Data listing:
· · · · · · ·

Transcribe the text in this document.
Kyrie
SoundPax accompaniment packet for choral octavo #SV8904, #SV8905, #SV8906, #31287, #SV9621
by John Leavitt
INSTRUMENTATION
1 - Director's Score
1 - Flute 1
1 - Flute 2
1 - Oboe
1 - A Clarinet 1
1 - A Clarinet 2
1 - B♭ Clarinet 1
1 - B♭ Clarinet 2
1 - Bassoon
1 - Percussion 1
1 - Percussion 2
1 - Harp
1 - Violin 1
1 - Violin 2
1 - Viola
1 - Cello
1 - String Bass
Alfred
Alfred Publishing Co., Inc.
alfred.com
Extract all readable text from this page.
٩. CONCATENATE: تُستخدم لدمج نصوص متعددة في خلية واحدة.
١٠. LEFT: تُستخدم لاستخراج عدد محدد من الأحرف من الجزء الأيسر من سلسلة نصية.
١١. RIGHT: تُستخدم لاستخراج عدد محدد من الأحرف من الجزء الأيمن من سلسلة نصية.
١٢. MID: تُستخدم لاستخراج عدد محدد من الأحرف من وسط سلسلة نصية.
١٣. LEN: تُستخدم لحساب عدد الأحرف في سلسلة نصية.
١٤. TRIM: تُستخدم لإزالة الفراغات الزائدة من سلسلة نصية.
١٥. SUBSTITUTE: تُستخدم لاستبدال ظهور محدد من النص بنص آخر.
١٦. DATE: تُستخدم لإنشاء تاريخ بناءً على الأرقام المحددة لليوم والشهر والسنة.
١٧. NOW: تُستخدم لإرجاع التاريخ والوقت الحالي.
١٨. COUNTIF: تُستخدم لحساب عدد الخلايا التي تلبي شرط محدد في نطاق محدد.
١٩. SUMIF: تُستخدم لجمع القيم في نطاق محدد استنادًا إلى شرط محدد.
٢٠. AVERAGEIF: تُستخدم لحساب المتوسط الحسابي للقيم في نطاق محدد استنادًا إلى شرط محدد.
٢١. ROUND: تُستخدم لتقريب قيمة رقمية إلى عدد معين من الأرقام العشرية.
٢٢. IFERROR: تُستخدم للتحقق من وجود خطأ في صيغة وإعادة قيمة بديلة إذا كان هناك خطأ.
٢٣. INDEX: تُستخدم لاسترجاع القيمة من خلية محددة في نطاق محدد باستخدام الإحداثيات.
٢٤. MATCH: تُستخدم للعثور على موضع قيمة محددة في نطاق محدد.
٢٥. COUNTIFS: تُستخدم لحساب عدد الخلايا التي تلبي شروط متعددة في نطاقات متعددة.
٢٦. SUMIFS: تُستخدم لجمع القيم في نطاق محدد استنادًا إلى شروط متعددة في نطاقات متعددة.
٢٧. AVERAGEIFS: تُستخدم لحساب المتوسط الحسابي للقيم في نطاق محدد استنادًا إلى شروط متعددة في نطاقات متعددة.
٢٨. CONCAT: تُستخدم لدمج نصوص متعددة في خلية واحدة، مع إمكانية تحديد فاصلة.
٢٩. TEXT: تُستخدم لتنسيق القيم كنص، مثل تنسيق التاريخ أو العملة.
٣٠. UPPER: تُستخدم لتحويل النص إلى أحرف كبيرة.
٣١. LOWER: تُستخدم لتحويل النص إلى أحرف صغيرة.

· · · · · · ·

Task brief -
Count every line of the material above that holds the string "خلية", then state only the total.

The answer -
3